• [Что сделать]
Ответьте по фрагменту о Шагале и его книге «Моя жизнь»:
(a) Какой год обозначен в конце книги?
(b) Какой текст назван примером стихотворений в прозе Шагала?
(c) Какой культуре присущ пиетет перед Книгой, перед написанным текстом?

• [Исходный фрагмент]
□ □ □

В «Моей жизни» речь идет о событиях, временные пределы которых очерчены самим автором, как рубеж 1880–1890-х годов (первые воспоминания о детстве) и 1922 год (дата, обозначенная, как и место действия — Москва, в конце книги). За этот период изменился весь мировой уклад и произошел не менее глобальный переворот в искусстве, сравнимый с тем, что имел место при переходе от средних веков к новому времени (при том, что вектор художественного развития теперь был направлен как бы в обратную сторону). Что касается Шагала, то созданное им тогда оказалось непревзойденным по своеобразию, дерзкой парадоксальности и остроте
На протяжении своей долгой жизни Шагал не раз давал интервью, писал статьи, стихи и стихотворения в прозе, примером которых может служить текст к «Цирку». Есть сведения, что он продолжал писать и автобиографические заметки, и не исключено, что они когда-нибудь «выплывут» на свет вместе с автографом «Моей жизни». И все же во всей полноте связь со словом выплощалась не в литературных произведениях, которые были для художника во многом лишь комментарием к изобразительному творчеству, — а в самом этом творчестве. Подобно тому как библейский Демиург сотворил из Слова весь зримый мир, так и в работах современного мастера пластический образ являлся не подобием реальности, а материализацией поэтической идеи о ней. Изображения имели внутреннюю вербальную структуру, а порой и внешне уподоблялись букве, в их композицию в качестве полноправного элемента постоянно включались надписи. Во всем этом находила реализацию тенденция всего искусства XX века к сближению изображения и слова, но, кроме того, — присущий еврейской культуре пиетет перед Книгой, перед написанным текстом.

□ □ □

• [Записи набора данных]
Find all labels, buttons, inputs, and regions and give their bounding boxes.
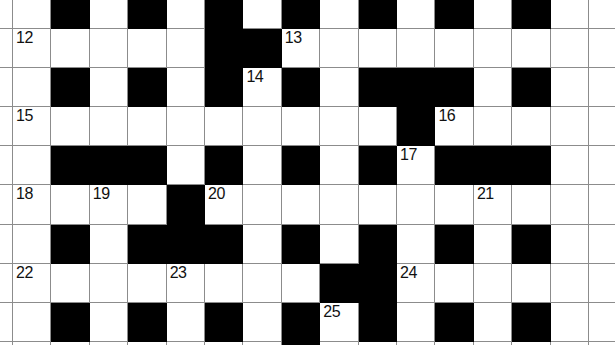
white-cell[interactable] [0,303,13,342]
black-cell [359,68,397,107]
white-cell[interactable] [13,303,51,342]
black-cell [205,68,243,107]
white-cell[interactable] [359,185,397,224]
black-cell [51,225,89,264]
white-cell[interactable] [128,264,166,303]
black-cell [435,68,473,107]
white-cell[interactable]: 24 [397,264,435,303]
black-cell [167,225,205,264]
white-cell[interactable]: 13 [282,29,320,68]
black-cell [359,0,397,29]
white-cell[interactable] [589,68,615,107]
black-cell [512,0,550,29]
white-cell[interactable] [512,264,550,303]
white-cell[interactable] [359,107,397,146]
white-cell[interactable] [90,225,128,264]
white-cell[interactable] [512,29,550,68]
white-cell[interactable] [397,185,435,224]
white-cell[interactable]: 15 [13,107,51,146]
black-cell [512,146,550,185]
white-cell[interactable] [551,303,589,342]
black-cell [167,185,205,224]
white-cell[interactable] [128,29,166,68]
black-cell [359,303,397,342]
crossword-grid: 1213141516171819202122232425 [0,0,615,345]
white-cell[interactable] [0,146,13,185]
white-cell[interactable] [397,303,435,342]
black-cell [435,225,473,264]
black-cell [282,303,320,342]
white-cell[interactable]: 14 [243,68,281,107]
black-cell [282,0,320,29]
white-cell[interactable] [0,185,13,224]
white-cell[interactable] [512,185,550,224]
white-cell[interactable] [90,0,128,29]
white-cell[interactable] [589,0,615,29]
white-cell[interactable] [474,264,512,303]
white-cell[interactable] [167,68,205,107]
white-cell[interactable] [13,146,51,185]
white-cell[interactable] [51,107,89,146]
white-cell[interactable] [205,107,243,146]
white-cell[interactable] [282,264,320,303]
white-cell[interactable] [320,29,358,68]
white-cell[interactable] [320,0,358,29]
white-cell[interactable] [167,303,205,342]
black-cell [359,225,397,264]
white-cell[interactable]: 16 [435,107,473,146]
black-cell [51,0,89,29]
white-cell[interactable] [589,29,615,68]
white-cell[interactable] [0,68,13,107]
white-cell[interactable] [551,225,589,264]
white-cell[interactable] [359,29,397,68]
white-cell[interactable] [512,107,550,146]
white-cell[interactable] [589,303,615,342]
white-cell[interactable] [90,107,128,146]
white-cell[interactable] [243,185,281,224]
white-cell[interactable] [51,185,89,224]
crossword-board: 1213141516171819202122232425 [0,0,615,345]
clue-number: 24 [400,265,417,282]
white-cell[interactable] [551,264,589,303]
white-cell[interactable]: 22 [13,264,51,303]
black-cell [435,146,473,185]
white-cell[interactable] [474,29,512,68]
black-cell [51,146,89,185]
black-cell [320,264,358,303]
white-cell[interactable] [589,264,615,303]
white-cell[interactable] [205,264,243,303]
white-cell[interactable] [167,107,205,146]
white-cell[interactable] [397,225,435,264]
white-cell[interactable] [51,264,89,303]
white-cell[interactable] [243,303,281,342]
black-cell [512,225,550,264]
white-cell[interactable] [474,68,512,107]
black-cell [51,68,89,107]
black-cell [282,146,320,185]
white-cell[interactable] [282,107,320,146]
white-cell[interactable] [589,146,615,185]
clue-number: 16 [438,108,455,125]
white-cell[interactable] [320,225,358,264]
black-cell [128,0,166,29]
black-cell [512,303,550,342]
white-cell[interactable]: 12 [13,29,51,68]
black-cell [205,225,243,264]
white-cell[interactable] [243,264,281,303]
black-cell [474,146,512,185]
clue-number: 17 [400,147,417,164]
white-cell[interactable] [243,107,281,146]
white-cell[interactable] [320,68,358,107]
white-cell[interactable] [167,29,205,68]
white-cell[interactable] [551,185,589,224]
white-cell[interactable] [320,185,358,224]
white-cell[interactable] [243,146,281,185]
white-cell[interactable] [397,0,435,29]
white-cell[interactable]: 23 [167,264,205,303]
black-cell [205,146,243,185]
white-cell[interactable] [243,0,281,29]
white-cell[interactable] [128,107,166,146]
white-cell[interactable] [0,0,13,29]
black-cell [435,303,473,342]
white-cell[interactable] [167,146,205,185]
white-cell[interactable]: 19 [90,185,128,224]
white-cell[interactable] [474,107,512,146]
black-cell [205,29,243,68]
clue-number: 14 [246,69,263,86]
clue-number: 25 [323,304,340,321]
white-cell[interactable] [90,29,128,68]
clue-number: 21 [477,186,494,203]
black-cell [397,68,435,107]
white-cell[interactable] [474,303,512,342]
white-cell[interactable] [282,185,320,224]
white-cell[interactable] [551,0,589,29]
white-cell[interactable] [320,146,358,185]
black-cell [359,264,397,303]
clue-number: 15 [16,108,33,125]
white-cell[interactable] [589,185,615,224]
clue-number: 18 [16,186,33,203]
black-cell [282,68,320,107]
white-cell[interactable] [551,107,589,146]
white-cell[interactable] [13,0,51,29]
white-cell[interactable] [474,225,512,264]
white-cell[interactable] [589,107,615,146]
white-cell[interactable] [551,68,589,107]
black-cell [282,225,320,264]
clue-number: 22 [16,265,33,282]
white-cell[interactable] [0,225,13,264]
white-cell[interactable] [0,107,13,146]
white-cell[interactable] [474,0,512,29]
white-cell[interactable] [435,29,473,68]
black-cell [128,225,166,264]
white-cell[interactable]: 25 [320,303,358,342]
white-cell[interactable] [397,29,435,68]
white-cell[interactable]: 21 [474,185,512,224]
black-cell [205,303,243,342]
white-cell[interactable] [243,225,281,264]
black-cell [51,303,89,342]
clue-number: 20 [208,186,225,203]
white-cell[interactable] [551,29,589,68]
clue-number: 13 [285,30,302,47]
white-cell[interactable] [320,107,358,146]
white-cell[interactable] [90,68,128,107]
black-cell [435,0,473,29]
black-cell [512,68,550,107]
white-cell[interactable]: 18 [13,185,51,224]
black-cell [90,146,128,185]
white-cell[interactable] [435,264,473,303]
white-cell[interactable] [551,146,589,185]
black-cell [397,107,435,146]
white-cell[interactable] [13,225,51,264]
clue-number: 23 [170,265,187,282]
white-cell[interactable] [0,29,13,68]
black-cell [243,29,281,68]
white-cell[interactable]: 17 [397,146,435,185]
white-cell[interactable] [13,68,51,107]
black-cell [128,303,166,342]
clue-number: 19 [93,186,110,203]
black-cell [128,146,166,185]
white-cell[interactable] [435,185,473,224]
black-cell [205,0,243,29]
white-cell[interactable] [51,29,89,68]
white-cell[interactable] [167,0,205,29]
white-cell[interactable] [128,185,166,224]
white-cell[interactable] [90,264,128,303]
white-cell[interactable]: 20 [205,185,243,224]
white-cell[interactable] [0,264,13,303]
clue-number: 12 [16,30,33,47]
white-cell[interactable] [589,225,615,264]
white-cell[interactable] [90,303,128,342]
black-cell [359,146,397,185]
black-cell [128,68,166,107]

□ □ □

• [Верный результат]
(a) 1922 год.
(b) Текст к «Цирку».
(c) Еврейской культуре.